§ **Exercise**: Quote every line of the material beneath this one.

§ **Exercise data**:
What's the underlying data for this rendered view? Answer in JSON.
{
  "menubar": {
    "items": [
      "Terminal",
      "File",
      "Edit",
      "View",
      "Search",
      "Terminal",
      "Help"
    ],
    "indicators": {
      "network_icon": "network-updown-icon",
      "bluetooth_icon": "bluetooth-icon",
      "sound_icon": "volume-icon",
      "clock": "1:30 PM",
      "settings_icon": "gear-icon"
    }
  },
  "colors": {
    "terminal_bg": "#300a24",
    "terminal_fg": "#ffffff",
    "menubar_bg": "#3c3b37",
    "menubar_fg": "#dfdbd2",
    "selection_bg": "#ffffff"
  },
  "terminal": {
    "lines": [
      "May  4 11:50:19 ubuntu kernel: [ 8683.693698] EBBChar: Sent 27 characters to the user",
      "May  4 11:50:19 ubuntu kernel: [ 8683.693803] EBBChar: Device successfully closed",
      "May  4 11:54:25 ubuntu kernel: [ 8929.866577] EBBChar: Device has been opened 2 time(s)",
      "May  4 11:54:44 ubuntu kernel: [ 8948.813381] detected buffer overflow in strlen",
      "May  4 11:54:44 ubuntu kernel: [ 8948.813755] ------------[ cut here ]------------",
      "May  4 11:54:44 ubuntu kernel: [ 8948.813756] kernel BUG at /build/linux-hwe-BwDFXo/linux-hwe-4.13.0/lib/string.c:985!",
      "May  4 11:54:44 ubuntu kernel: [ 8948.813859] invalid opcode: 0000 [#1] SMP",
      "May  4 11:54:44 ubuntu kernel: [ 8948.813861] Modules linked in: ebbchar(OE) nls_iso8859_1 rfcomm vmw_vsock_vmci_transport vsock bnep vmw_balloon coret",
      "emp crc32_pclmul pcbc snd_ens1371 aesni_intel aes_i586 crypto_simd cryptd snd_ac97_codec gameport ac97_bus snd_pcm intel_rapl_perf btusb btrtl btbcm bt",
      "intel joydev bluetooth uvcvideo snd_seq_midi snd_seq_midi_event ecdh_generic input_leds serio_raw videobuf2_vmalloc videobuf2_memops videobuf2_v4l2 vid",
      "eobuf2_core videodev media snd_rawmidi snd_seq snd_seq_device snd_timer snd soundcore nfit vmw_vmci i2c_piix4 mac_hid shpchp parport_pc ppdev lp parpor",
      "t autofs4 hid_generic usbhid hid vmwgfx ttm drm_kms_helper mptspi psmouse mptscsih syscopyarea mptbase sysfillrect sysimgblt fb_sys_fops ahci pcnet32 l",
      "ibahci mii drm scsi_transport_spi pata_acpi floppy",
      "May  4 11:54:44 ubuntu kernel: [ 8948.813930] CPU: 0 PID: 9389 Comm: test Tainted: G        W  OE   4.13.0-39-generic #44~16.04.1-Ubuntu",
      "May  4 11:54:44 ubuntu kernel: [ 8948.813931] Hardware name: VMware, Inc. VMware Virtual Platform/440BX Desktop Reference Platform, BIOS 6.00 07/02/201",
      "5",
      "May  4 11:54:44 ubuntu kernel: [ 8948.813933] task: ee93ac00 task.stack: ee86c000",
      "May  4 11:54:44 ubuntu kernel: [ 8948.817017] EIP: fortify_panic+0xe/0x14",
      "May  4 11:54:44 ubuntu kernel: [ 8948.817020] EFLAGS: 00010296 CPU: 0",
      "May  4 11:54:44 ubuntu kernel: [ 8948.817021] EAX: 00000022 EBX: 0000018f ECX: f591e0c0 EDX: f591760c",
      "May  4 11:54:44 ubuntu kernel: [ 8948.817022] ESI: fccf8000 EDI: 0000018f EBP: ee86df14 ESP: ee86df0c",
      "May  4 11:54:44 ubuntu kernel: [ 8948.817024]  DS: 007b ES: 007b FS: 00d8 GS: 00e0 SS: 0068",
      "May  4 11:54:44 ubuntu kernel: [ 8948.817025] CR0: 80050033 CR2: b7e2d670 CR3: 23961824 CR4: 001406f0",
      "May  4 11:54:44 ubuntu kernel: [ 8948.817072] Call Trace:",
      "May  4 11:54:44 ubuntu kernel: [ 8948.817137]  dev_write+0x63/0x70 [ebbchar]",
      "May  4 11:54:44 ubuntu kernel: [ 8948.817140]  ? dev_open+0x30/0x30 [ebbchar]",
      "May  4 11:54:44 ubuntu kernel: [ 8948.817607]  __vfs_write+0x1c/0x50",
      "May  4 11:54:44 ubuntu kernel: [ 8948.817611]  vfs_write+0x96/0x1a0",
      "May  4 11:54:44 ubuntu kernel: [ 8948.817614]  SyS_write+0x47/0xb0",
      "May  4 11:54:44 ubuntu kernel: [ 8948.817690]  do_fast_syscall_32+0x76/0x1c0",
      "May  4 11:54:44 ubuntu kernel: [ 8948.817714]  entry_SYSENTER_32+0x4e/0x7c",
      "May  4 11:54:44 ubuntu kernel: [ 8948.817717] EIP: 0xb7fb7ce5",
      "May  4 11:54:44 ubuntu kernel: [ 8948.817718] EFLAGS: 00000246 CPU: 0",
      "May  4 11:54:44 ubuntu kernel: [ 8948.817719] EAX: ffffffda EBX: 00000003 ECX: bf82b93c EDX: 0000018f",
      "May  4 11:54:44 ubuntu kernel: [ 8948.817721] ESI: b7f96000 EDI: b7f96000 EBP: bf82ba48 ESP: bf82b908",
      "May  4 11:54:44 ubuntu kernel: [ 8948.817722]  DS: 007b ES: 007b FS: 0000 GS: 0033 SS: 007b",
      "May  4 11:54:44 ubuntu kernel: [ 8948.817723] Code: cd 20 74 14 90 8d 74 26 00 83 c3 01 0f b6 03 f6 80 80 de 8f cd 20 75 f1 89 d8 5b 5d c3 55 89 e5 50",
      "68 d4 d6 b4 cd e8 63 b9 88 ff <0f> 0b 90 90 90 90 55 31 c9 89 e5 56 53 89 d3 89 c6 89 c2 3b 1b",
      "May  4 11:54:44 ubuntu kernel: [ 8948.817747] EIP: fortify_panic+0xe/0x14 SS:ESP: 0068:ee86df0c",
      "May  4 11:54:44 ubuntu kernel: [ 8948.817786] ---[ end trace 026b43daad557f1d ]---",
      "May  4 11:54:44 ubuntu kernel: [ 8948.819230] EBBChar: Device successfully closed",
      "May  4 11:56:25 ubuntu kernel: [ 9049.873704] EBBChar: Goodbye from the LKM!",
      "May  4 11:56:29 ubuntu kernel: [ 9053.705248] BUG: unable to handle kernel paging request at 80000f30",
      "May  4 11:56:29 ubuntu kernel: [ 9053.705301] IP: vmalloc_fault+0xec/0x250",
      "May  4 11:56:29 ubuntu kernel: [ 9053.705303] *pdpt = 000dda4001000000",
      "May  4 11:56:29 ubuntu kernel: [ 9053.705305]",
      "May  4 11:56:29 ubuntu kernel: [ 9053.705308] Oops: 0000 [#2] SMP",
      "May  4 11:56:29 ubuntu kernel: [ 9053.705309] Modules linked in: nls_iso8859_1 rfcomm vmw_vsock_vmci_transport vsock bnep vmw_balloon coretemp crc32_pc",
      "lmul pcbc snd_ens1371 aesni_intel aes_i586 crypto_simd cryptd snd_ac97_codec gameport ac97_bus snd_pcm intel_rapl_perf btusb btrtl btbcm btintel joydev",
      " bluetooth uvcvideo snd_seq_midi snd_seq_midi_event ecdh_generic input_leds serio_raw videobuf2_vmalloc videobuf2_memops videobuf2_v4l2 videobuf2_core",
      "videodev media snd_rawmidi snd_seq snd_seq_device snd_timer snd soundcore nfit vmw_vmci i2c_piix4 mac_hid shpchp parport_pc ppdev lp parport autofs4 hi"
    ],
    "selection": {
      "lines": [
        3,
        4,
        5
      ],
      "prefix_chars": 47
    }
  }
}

§ **Expected output**:
What's the underlying data for this rendered view? Answer in JSON.
{
  "menubar": {
    "items": [
      "Terminal",
      "File",
      "Edit",
      "View",
      "Search",
      "Terminal",
      "Help"
    ],
    "indicators": {
      "network_icon": "network-updown-icon",
      "bluetooth_icon": "bluetooth-icon",
      "sound_icon": "volume-icon",
      "clock": "1:30 PM",
      "settings_icon": "gear-icon"
    }
  },
  "colors": {
    "terminal_bg": "#300a24",
    "terminal_fg": "#ffffff",
    "menubar_bg": "#3c3b37",
    "menubar_fg": "#dfdbd2",
    "selection_bg": "#ffffff"
  },
  "terminal": {
    "lines": [
      "May  4 11:50:19 ubuntu kernel: [ 8683.693698] EBBChar: Sent 27 characters to the user",
      "May  4 11:50:19 ubuntu kernel: [ 8683.693803] EBBChar: Device successfully closed",
      "May  4 11:54:25 ubuntu kernel: [ 8929.866577] EBBChar: Device has been opened 2 time(s)",
      "May  4 11:54:44 ubuntu kernel: [ 8948.813381] detected buffer overflow in strlen",
      "May  4 11:54:44 ubuntu kernel: [ 8948.813755] ------------[ cut here ]------------",
      "May  4 11:54:44 ubuntu kernel: [ 8948.813756] kernel BUG at /build/linux-hwe-BwDFXo/linux-hwe-4.13.0/lib/string.c:985!",
      "May  4 11:54:44 ubuntu kernel: [ 8948.813859] invalid opcode: 0000 [#1] SMP",
      "May  4 11:54:44 ubuntu kernel: [ 8948.813861] Modules linked in: ebbchar(OE) nls_iso8859_1 rfcomm vmw_vsock_vmci_transport vsock bnep vmw_balloon coret",
      "emp crc32_pclmul pcbc snd_ens1371 aesni_intel aes_i586 crypto_simd cryptd snd_ac97_codec gameport ac97_bus snd_pcm intel_rapl_perf btusb btrtl btbcm bt",
      "intel joydev bluetooth uvcvideo snd_seq_midi snd_seq_midi_event ecdh_generic input_leds serio_raw videobuf2_vmalloc videobuf2_memops videobuf2_v4l2 vid",
      "eobuf2_core videodev media snd_rawmidi snd_seq snd_seq_device snd_timer snd soundcore nfit vmw_vmci i2c_piix4 mac_hid shpchp parport_pc ppdev lp parpor",
      "t autofs4 hid_generic usbhid hid vmwgfx ttm drm_kms_helper mptspi psmouse mptscsih syscopyarea mptbase sysfillrect sysimgblt fb_sys_fops ahci pcnet32 l",
      "ibahci mii drm scsi_transport_spi pata_acpi floppy",
      "May  4 11:54:44 ubuntu kernel: [ 8948.813930] CPU: 0 PID: 9389 Comm: test Tainted: G        W  OE   4.13.0-39-generic #44~16.04.1-Ubuntu",
      "May  4 11:54:44 ubuntu kernel: [ 8948.813931] Hardware name: VMware, Inc. VMware Virtual Platform/440BX Desktop Reference Platform, BIOS 6.00 07/02/201",
      "5",
      "May  4 11:54:44 ubuntu kernel: [ 8948.813933] task: ee93ac00 task.stack: ee86c000",
      "May  4 11:54:44 ubuntu kernel: [ 8948.817017] EIP: fortify_panic+0xe/0x14",
      "May  4 11:54:44 ubuntu kernel: [ 8948.817020] EFLAGS: 00010296 CPU: 0",
      "May  4 11:54:44 ubuntu kernel: [ 8948.817021] EAX: 00000022 EBX: 0000018f ECX: f591e0c0 EDX: f591760c",
      "May  4 11:54:44 ubuntu kernel: [ 8948.817022] ESI: fccf8000 EDI: 0000018f EBP: ee86df14 ESP: ee86df0c",
      "May  4 11:54:44 ubuntu kernel: [ 8948.817024]  DS: 007b ES: 007b FS: 00d8 GS: 00e0 SS: 0068",
      "May  4 11:54:44 ubuntu kernel: [ 8948.817025] CR0: 80050033 CR2: b7e2d670 CR3: 23961824 CR4: 001406f0",
      "May  4 11:54:44 ubuntu kernel: [ 8948.817072] Call Trace:",
      "May  4 11:54:44 ubuntu kernel: [ 8948.817137]  dev_write+0x63/0x70 [ebbchar]",
      "May  4 11:54:44 ubuntu kernel: [ 8948.817140]  ? dev_open+0x30/0x30 [ebbchar]",
      "May  4 11:54:44 ubuntu kernel: [ 8948.817607]  __vfs_write+0x1c/0x50",
      "May  4 11:54:44 ubuntu kernel: [ 8948.817611]  vfs_write+0x96/0x1a0",
      "May  4 11:54:44 ubuntu kernel: [ 8948.817614]  SyS_write+0x47/0xb0",
      "May  4 11:54:44 ubuntu kernel: [ 8948.817690]  do_fast_syscall_32+0x76/0x1c0",
      "May  4 11:54:44 ubuntu kernel: [ 8948.817714]  entry_SYSENTER_32+0x4e/0x7c",
      "May  4 11:54:44 ubuntu kernel: [ 8948.817717] EIP: 0xb7fb7ce5",
      "May  4 11:54:44 ubuntu kernel: [ 8948.817718] EFLAGS: 00000246 CPU: 0",
      "May  4 11:54:44 ubuntu kernel: [ 8948.817719] EAX: ffffffda EBX: 00000003 ECX: bf82b93c EDX: 0000018f",
      "May  4 11:54:44 ubuntu kernel: [ 8948.817721] ESI: b7f96000 EDI: b7f96000 EBP: bf82ba48 ESP: bf82b908",
      "May  4 11:54:44 ubuntu kernel: [ 8948.817722]  DS: 007b ES: 007b FS: 0000 GS: 0033 SS: 007b",
      "May  4 11:54:44 ubuntu kernel: [ 8948.817723] Code: cd 20 74 14 90 8d 74 26 00 83 c3 01 0f b6 03 f6 80 80 de 8f cd 20 75 f1 89 d8 5b 5d c3 55 89 e5 50",
      "68 d4 d6 b4 cd e8 63 b9 88 ff <0f> 0b 90 90 90 90 55 31 c9 89 e5 56 53 89 d3 89 c6 89 c2 3b 1b",
      "May  4 11:54:44 ubuntu kernel: [ 8948.817747] EIP: fortify_panic+0xe/0x14 SS:ESP: 0068:ee86df0c",
      "May  4 11:54:44 ubuntu kernel: [ 8948.817786] ---[ end trace 026b43daad557f1d ]---",
      "May  4 11:54:44 ubuntu kernel: [ 8948.819230] EBBChar: Device successfully closed",
      "May  4 11:56:25 ubuntu kernel: [ 9049.873704] EBBChar: Goodbye from the LKM!",
      "May  4 11:56:29 ubuntu kernel: [ 9053.705248] BUG: unable to handle kernel paging request at 80000f30",
      "May  4 11:56:29 ubuntu kernel: [ 9053.705301] IP: vmalloc_fault+0xec/0x250",
      "May  4 11:56:29 ubuntu kernel: [ 9053.705303] *pdpt = 000dda4001000000",
      "May  4 11:56:29 ubuntu kernel: [ 9053.705305]",
      "May  4 11:56:29 ubuntu kernel: [ 9053.705308] Oops: 0000 [#2] SMP",
      "May  4 11:56:29 ubuntu kernel: [ 9053.705309] Modules linked in: nls_iso8859_1 rfcomm vmw_vsock_vmci_transport vsock bnep vmw_balloon coretemp crc32_pc",
      "lmul pcbc snd_ens1371 aesni_intel aes_i586 crypto_simd cryptd snd_ac97_codec gameport ac97_bus snd_pcm intel_rapl_perf btusb btrtl btbcm btintel joydev",
      " bluetooth uvcvideo snd_seq_midi snd_seq_midi_event ecdh_generic input_leds serio_raw videobuf2_vmalloc videobuf2_memops videobuf2_v4l2 videobuf2_core",
      "videodev media snd_rawmidi snd_seq snd_seq_device snd_timer snd soundcore nfit vmw_vmci i2c_piix4 mac_hid shpchp parport_pc ppdev lp parport autofs4 hi"
    ],
    "selection": {
      "lines": [
        3,
        4,
        5
      ],
      "prefix_chars": 47
    }
  }
}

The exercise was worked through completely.